— Directive —
Skip the pictures. Transcribe the rest of the data below without changing a word.
►
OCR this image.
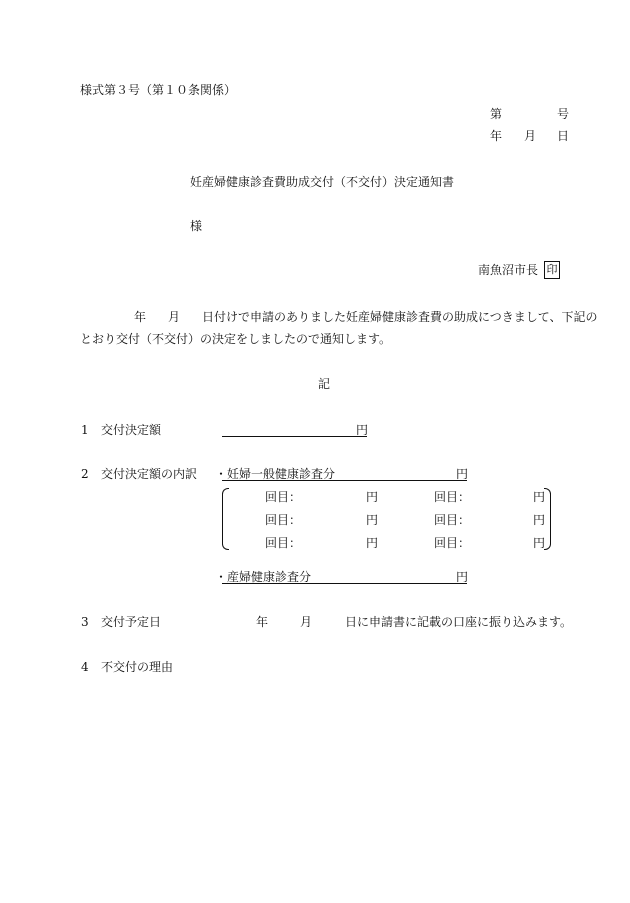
様式第３号（第１０条関係）
第	号
年 月 日
妊産婦健康診査費助成交付（不交付）決定通知書
様
南魚沼市長 印
年 月 日付けで申請のありました妊産婦健康診査費の助成につきまして、下記の
とおり交付（不交付）の決定をしましたので通知します。
記
1 交付決定額	円
2 交付決定額の内訳 ・妊婦一般健康診査分	円
回目：	円	回目：	円
回目：	円	回目：	円
回目：	円	回目：	円
・産婦健康診査分	円
3 交付予定日	年	月	日に申請書に記載の口座に振り込みます。
4 不交付の理由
◄
— Solution to this problem —
OCR this image.
様式第３号（第１０条関係）
第	号
年 月 日
妊産婦健康診査費助成交付（不交付）決定通知書
様
南魚沼市長 印
年 月 日付けで申請のありました妊産婦健康診査費の助成につきまして、下記の
とおり交付（不交付）の決定をしましたので通知します。
記
1 交付決定額	円
2 交付決定額の内訳 ・妊婦一般健康診査分	円
回目：	円	回目：	円
回目：	円	回目：	円
回目：	円	回目：	円
・産婦健康診査分	円
3 交付予定日	年	月	日に申請書に記載の口座に振り込みます。
4 不交付の理由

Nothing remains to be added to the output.